Items from a figure collection
◇ ◇ ◇ ◇

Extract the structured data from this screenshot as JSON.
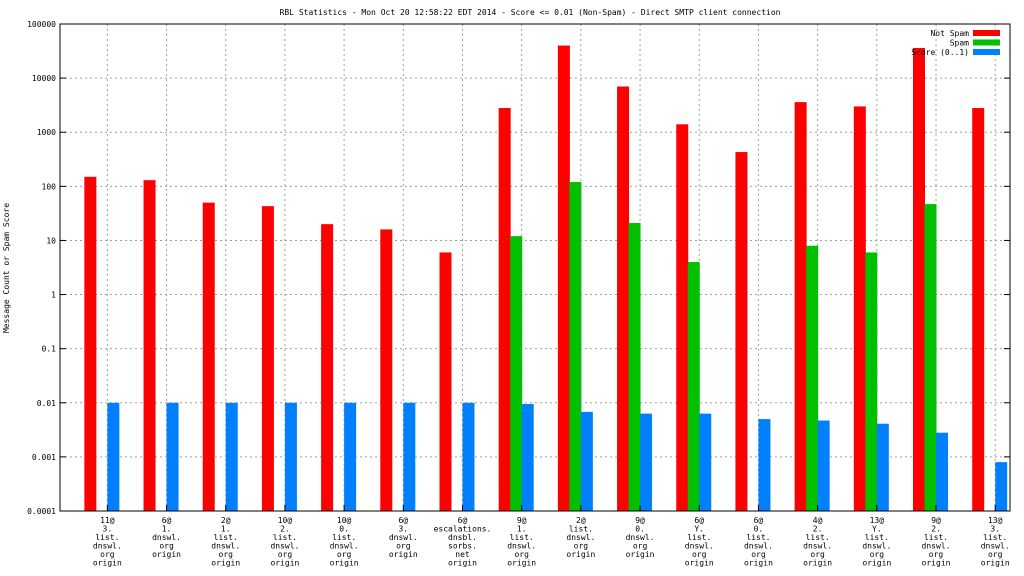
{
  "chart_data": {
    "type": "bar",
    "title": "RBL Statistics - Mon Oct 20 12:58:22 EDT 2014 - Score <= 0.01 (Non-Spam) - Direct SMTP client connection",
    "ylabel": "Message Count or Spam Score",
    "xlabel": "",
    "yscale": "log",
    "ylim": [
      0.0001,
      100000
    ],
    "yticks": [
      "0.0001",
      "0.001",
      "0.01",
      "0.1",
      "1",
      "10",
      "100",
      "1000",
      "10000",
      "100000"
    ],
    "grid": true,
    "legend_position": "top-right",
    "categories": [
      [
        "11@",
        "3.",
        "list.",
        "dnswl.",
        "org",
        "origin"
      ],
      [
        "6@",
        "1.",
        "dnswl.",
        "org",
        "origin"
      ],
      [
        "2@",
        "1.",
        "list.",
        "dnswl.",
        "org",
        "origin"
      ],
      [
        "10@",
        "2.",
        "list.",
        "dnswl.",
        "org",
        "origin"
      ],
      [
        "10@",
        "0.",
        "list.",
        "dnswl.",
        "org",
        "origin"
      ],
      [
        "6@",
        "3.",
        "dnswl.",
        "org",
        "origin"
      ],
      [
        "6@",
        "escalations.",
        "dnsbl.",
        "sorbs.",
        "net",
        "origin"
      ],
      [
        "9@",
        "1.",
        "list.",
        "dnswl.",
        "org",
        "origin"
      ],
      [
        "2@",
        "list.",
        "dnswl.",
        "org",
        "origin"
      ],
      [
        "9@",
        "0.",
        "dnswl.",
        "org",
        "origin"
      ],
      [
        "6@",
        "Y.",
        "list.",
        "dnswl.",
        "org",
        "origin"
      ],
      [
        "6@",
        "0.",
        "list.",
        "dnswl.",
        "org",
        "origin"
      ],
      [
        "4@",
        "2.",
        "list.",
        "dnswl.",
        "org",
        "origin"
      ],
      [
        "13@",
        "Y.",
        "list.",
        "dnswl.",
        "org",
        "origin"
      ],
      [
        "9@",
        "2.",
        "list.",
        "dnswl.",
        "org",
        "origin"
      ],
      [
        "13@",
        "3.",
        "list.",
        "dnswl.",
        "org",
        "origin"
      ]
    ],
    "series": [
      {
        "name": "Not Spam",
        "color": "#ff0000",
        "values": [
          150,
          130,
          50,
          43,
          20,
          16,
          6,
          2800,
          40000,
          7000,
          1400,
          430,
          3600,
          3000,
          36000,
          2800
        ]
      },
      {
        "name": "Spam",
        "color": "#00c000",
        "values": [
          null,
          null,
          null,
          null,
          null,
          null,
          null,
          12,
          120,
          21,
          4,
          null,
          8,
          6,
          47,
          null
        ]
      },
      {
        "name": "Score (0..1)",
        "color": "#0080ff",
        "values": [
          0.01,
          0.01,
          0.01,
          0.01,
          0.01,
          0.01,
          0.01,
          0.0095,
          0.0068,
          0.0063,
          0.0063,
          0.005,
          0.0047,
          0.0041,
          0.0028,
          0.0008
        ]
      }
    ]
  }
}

◇ ◇ ◇ ◇

[WHAT YOU ARE ASKED TO DO] Write out every line of the preceding listing that contains "color".

[IN RESPONSE]
        "color": "#ff0000",
        "color": "#00c000",
        "color": "#0080ff",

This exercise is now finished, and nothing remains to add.